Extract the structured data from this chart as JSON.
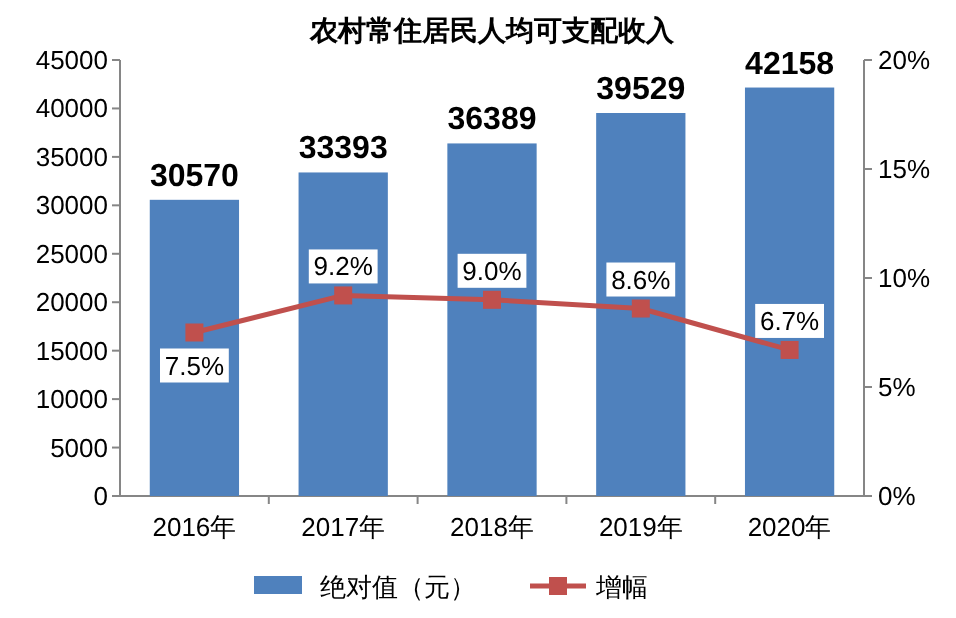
{
  "chart_data": {
    "type": "bar",
    "title": "农村常住居民人均可支配收入",
    "categories": [
      "2016年",
      "2017年",
      "2018年",
      "2019年",
      "2020年"
    ],
    "series": [
      {
        "name": "绝对值（元）",
        "color": "#4f81bd",
        "values": [
          30570,
          33393,
          36389,
          39529,
          42158
        ],
        "value_labels": [
          "30570",
          "33393",
          "36389",
          "39529",
          "42158"
        ]
      },
      {
        "name": "增幅",
        "type": "line",
        "axis": "y2",
        "color": "#c0504d",
        "values": [
          7.5,
          9.2,
          9.0,
          8.6,
          6.7
        ],
        "value_labels": [
          "7.5%",
          "9.2%",
          "9.0%",
          "8.6%",
          "6.7%"
        ]
      }
    ],
    "ylim": [
      0,
      45000
    ],
    "yticks": [
      0,
      5000,
      10000,
      15000,
      20000,
      25000,
      30000,
      35000,
      40000,
      45000
    ],
    "y2lim": [
      0,
      20
    ],
    "y2ticks": [
      {
        "value": 0,
        "label": "0%"
      },
      {
        "value": 5,
        "label": "5%"
      },
      {
        "value": 10,
        "label": "10%"
      },
      {
        "value": 15,
        "label": "15%"
      },
      {
        "value": 20,
        "label": "20%"
      }
    ],
    "marker": "square",
    "line_style": "solid",
    "grid": false,
    "legend": "bottom"
  }
}
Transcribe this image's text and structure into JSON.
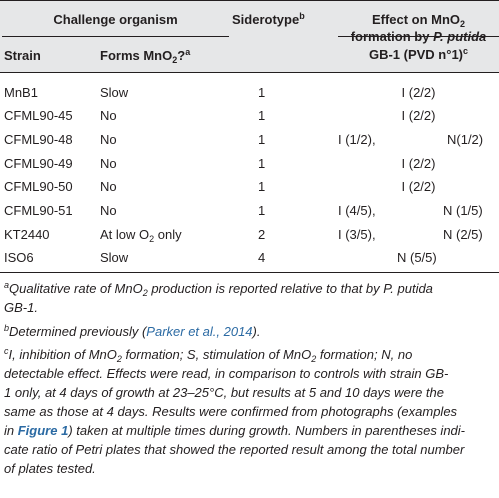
{
  "header": {
    "challenge_organism": "Challenge organism",
    "strain": "Strain",
    "forms_pre": "Forms MnO",
    "forms_sub": "2",
    "forms_post": "?",
    "forms_sup": "a",
    "siderotype": "Siderotype",
    "siderotype_sup": "b",
    "effect_line1": "Effect on MnO",
    "effect_sub": "2",
    "effect_line2_pre": "formation by ",
    "effect_line2_ital": "P. putida",
    "effect_line3": "GB-1 (PVD n°1)",
    "effect_sup": "c"
  },
  "rows": [
    {
      "strain": "MnB1",
      "forms": "Slow",
      "siderotype": "1",
      "eff_left": "",
      "eff_center": "I (2/2)",
      "eff_right": ""
    },
    {
      "strain": "CFML90-45",
      "forms": "No",
      "siderotype": "1",
      "eff_left": "",
      "eff_center": "I (2/2)",
      "eff_right": ""
    },
    {
      "strain": "CFML90-48",
      "forms": "No",
      "siderotype": "1",
      "eff_left": "I (1/2),",
      "eff_center": "",
      "eff_right": "N(1/2)"
    },
    {
      "strain": "CFML90-49",
      "forms": "No",
      "siderotype": "1",
      "eff_left": "",
      "eff_center": "I (2/2)",
      "eff_right": ""
    },
    {
      "strain": "CFML90-50",
      "forms": "No",
      "siderotype": "1",
      "eff_left": "",
      "eff_center": "I (2/2)",
      "eff_right": ""
    },
    {
      "strain": "CFML90-51",
      "forms": "No",
      "siderotype": "1",
      "eff_left": "I (4/5),",
      "eff_center": "",
      "eff_right": "N (1/5)"
    },
    {
      "strain": "KT2440",
      "forms": "At low O",
      "forms_sub": "2",
      "forms_post": " only",
      "siderotype": "2",
      "eff_left": "I (3/5),",
      "eff_center": "",
      "eff_right": "N (2/5)"
    },
    {
      "strain": "ISO6",
      "forms": "Slow",
      "siderotype": "4",
      "eff_left": "",
      "eff_center": "N (5/5)",
      "eff_right": ""
    }
  ],
  "footnotes": {
    "a_mark": "a",
    "a_l1_pre": "Qualitative rate of MnO",
    "a_l1_sub": "2",
    "a_l1_post": " production is reported relative to that by P. putida",
    "a_l2": "GB-1.",
    "b_mark": "b",
    "b_pre": "Determined previously (",
    "b_link": "Parker et al., 2014",
    "b_post": ").",
    "c_mark": "c",
    "c_l1_a": "I, inhibition of MnO",
    "c_l1_b": " formation; S, stimulation of MnO",
    "c_l1_c": " formation; N, no",
    "c_sub": "2",
    "c_l2": "detectable effect. Effects were read, in comparison to controls with strain GB-",
    "c_l3": "1 only, at 4 days of growth at 23–25°C, but results at 5 and 10 days were the",
    "c_l4": "same as those at 4 days. Results were confirmed from photographs (examples",
    "c_l5_pre": "in ",
    "c_l5_fig": "Figure 1",
    "c_l5_post": ") taken at multiple times during growth. Numbers in parentheses indi-",
    "c_l6": "cate ratio of Petri plates that showed the reported result among the total number",
    "c_l7": "of plates tested."
  }
}
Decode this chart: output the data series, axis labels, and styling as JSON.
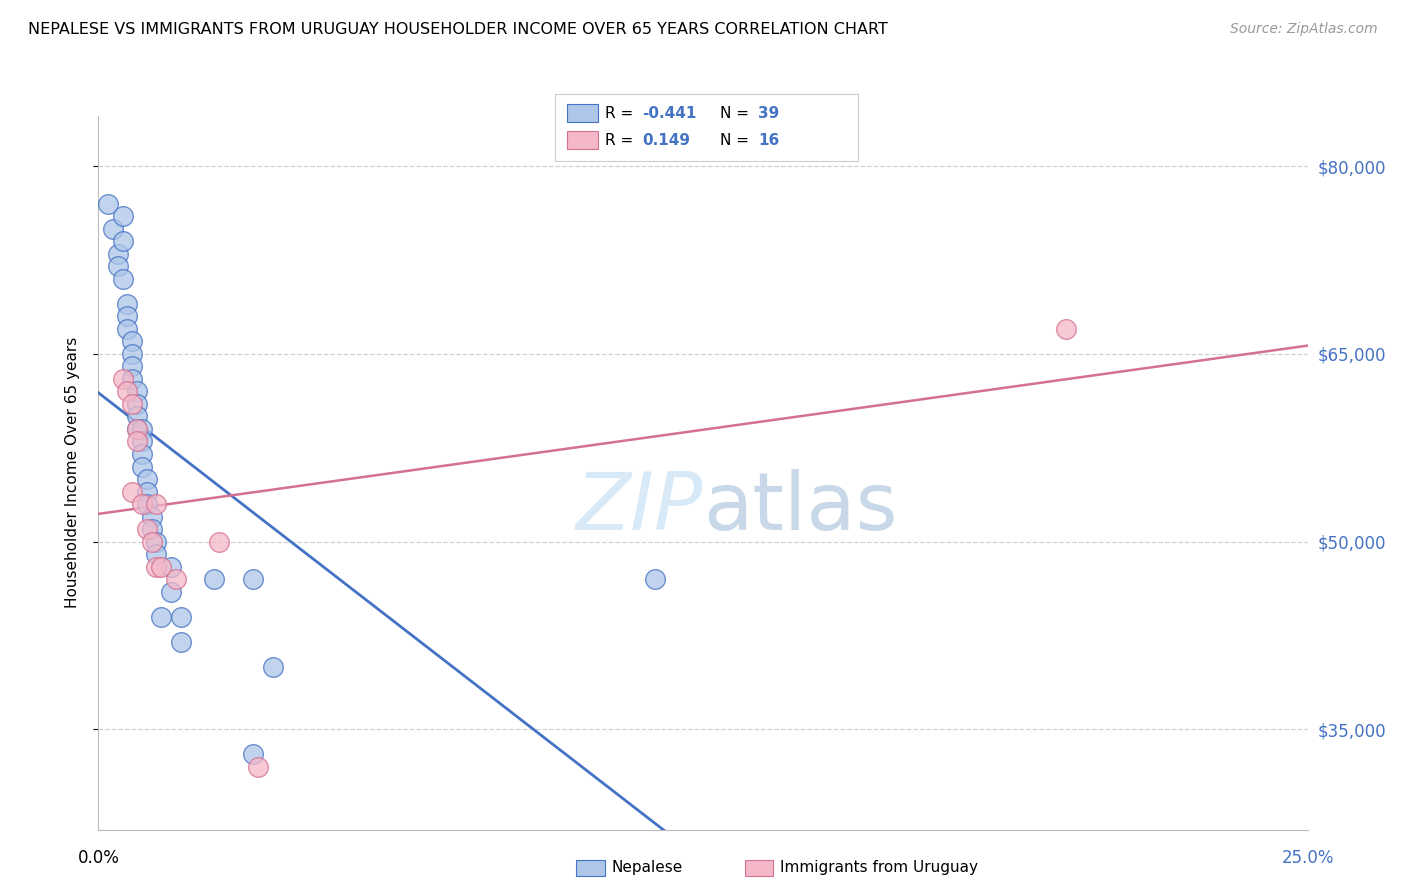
{
  "title": "NEPALESE VS IMMIGRANTS FROM URUGUAY HOUSEHOLDER INCOME OVER 65 YEARS CORRELATION CHART",
  "source": "Source: ZipAtlas.com",
  "ylabel": "Householder Income Over 65 years",
  "legend_label1": "Nepalese",
  "legend_label2": "Immigrants from Uruguay",
  "R1": -0.441,
  "N1": 39,
  "R2": 0.149,
  "N2": 16,
  "ytick_labels": [
    "$35,000",
    "$50,000",
    "$65,000",
    "$80,000"
  ],
  "ytick_values": [
    35000,
    50000,
    65000,
    80000
  ],
  "ymin": 27000,
  "ymax": 84000,
  "xmin": 0.0,
  "xmax": 0.25,
  "color_blue": "#aec6e8",
  "color_pink": "#f4b8c8",
  "line_color_blue": "#4472c4",
  "line_color_pink": "#d47090",
  "line_color_dashed": "#b8cce4",
  "grid_color": "#d0d0d8",
  "watermark_color": "#d8eaf8",
  "nepalese_x": [
    0.002,
    0.003,
    0.004,
    0.005,
    0.005,
    0.006,
    0.006,
    0.006,
    0.007,
    0.007,
    0.007,
    0.007,
    0.008,
    0.008,
    0.008,
    0.008,
    0.009,
    0.009,
    0.009,
    0.009,
    0.01,
    0.01,
    0.01,
    0.011,
    0.011,
    0.012,
    0.012,
    0.013,
    0.015,
    0.015,
    0.017,
    0.017,
    0.024,
    0.032,
    0.032,
    0.036,
    0.115,
    0.004,
    0.005
  ],
  "nepalese_y": [
    77000,
    75000,
    73000,
    76000,
    74000,
    69000,
    68000,
    67000,
    66000,
    65000,
    64000,
    63000,
    62000,
    61000,
    60000,
    59000,
    59000,
    58000,
    57000,
    56000,
    55000,
    54000,
    53000,
    52000,
    51000,
    50000,
    49000,
    44000,
    48000,
    46000,
    44000,
    42000,
    47000,
    47000,
    33000,
    40000,
    47000,
    72000,
    71000
  ],
  "uruguay_x": [
    0.005,
    0.006,
    0.007,
    0.007,
    0.008,
    0.008,
    0.009,
    0.01,
    0.011,
    0.012,
    0.012,
    0.013,
    0.016,
    0.025,
    0.033,
    0.2
  ],
  "uruguay_y": [
    63000,
    62000,
    61000,
    54000,
    59000,
    58000,
    53000,
    51000,
    50000,
    53000,
    48000,
    48000,
    47000,
    50000,
    32000,
    67000
  ]
}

=-=-=-=-=

EXERCISE GOAL
Copy the entries exactly. Leave out the images.

ANSWER BELOW
Extract the structured data from this chart as JSON.
{
  "chart_data": {
    "type": "bar",
    "title": "农村常住居民人均可支配收入",
    "categories": [
      "2016年",
      "2017年",
      "2018年",
      "2019年",
      "2020年"
    ],
    "series": [
      {
        "name": "绝对值（元）",
        "color": "#4f81bd",
        "values": [
          30570,
          33393,
          36389,
          39529,
          42158
        ],
        "value_labels": [
          "30570",
          "33393",
          "36389",
          "39529",
          "42158"
        ]
      },
      {
        "name": "增幅",
        "type": "line",
        "axis": "y2",
        "color": "#c0504d",
        "values": [
          7.5,
          9.2,
          9.0,
          8.6,
          6.7
        ],
        "value_labels": [
          "7.5%",
          "9.2%",
          "9.0%",
          "8.6%",
          "6.7%"
        ]
      }
    ],
    "ylim": [
      0,
      45000
    ],
    "yticks": [
      0,
      5000,
      10000,
      15000,
      20000,
      25000,
      30000,
      35000,
      40000,
      45000
    ],
    "y2lim": [
      0,
      20
    ],
    "y2ticks": [
      {
        "value": 0,
        "label": "0%"
      },
      {
        "value": 5,
        "label": "5%"
      },
      {
        "value": 10,
        "label": "10%"
      },
      {
        "value": 15,
        "label": "15%"
      },
      {
        "value": 20,
        "label": "20%"
      }
    ],
    "marker": "square",
    "line_style": "solid",
    "grid": false,
    "legend": "bottom"
  }
}
Transcribe this image's text and structure into JSON.
{
  "header": {
    "challenge_organism": "Challenge organism",
    "strain": "Strain",
    "forms_pre": "Forms MnO",
    "forms_sub": "2",
    "forms_post": "?",
    "forms_sup": "a",
    "siderotype": "Siderotype",
    "siderotype_sup": "b",
    "effect_line1": "Effect on MnO",
    "effect_sub": "2",
    "effect_line2_pre": "formation by ",
    "effect_line2_ital": "P. putida",
    "effect_line3": "GB-1 (PVD n°1)",
    "effect_sup": "c"
  },
  "rows": [
    {
      "strain": "MnB1",
      "forms": "Slow",
      "siderotype": "1",
      "eff_left": "",
      "eff_center": "I (2/2)",
      "eff_right": ""
    },
    {
      "strain": "CFML90-45",
      "forms": "No",
      "siderotype": "1",
      "eff_left": "",
      "eff_center": "I (2/2)",
      "eff_right": ""
    },
    {
      "strain": "CFML90-48",
      "forms": "No",
      "siderotype": "1",
      "eff_left": "I (1/2),",
      "eff_center": "",
      "eff_right": "N(1/2)"
    },
    {
      "strain": "CFML90-49",
      "forms": "No",
      "siderotype": "1",
      "eff_left": "",
      "eff_center": "I (2/2)",
      "eff_right": ""
    },
    {
      "strain": "CFML90-50",
      "forms": "No",
      "siderotype": "1",
      "eff_left": "",
      "eff_center": "I (2/2)",
      "eff_right": ""
    },
    {
      "strain": "CFML90-51",
      "forms": "No",
      "siderotype": "1",
      "eff_left": "I (4/5),",
      "eff_center": "",
      "eff_right": "N (1/5)"
    },
    {
      "strain": "KT2440",
      "forms": "At low O",
      "forms_sub": "2",
      "forms_post": " only",
      "siderotype": "2",
      "eff_left": "I (3/5),",
      "eff_center": "",
      "eff_right": "N (2/5)"
    },
    {
      "strain": "ISO6",
      "forms": "Slow",
      "siderotype": "4",
      "eff_left": "",
      "eff_center": "N (5/5)",
      "eff_right": ""
    }
  ],
  "footnotes": {
    "a_mark": "a",
    "a_l1_pre": "Qualitative rate of MnO",
    "a_l1_sub": "2",
    "a_l1_post": " production is reported relative to that by P. putida",
    "a_l2": "GB-1.",
    "b_mark": "b",
    "b_pre": "Determined previously (",
    "b_link": "Parker et al., 2014",
    "b_post": ").",
    "c_mark": "c",
    "c_l1_a": "I, inhibition of MnO",
    "c_l1_b": " formation; S, stimulation of MnO",
    "c_l1_c": " formation; N, no",
    "c_sub": "2",
    "c_l2": "detectable effect. Effects were read, in comparison to controls with strain GB-",
    "c_l3": "1 only, at 4 days of growth at 23–25°C, but results at 5 and 10 days were the",
    "c_l4": "same as those at 4 days. Results were confirmed from photographs (examples",
    "c_l5_pre": "in ",
    "c_l5_fig": "Figure 1",
    "c_l5_post": ") taken at multiple times during growth. Numbers in parentheses indi-",
    "c_l6": "cate ratio of Petri plates that showed the reported result among the total number",
    "c_l7": "of plates tested."
  }
}
Decode this chart: output the data series, axis labels, and styling as JSON.
{
  "title": "NEPALESE VS IMMIGRANTS FROM URUGUAY HOUSEHOLDER INCOME OVER 65 YEARS CORRELATION CHART",
  "source": "Source: ZipAtlas.com",
  "ylabel": "Householder Income Over 65 years",
  "legend_label1": "Nepalese",
  "legend_label2": "Immigrants from Uruguay",
  "R1": -0.441,
  "N1": 39,
  "R2": 0.149,
  "N2": 16,
  "ytick_labels": [
    "$35,000",
    "$50,000",
    "$65,000",
    "$80,000"
  ],
  "ytick_values": [
    35000,
    50000,
    65000,
    80000
  ],
  "ymin": 27000,
  "ymax": 84000,
  "xmin": 0.0,
  "xmax": 0.25,
  "color_blue": "#aec6e8",
  "color_pink": "#f4b8c8",
  "line_color_blue": "#4472c4",
  "line_color_pink": "#d47090",
  "line_color_dashed": "#b8cce4",
  "grid_color": "#d0d0d8",
  "watermark_color": "#d8eaf8",
  "nepalese_x": [
    0.002,
    0.003,
    0.004,
    0.005,
    0.005,
    0.006,
    0.006,
    0.006,
    0.007,
    0.007,
    0.007,
    0.007,
    0.008,
    0.008,
    0.008,
    0.008,
    0.009,
    0.009,
    0.009,
    0.009,
    0.01,
    0.01,
    0.01,
    0.011,
    0.011,
    0.012,
    0.012,
    0.013,
    0.015,
    0.015,
    0.017,
    0.017,
    0.024,
    0.032,
    0.032,
    0.036,
    0.115,
    0.004,
    0.005
  ],
  "nepalese_y": [
    77000,
    75000,
    73000,
    76000,
    74000,
    69000,
    68000,
    67000,
    66000,
    65000,
    64000,
    63000,
    62000,
    61000,
    60000,
    59000,
    59000,
    58000,
    57000,
    56000,
    55000,
    54000,
    53000,
    52000,
    51000,
    50000,
    49000,
    44000,
    48000,
    46000,
    44000,
    42000,
    47000,
    47000,
    33000,
    40000,
    47000,
    72000,
    71000
  ],
  "uruguay_x": [
    0.005,
    0.006,
    0.007,
    0.007,
    0.008,
    0.008,
    0.009,
    0.01,
    0.011,
    0.012,
    0.012,
    0.013,
    0.016,
    0.025,
    0.033,
    0.2
  ],
  "uruguay_y": [
    63000,
    62000,
    61000,
    54000,
    59000,
    58000,
    53000,
    51000,
    50000,
    53000,
    48000,
    48000,
    47000,
    50000,
    32000,
    67000
  ]
}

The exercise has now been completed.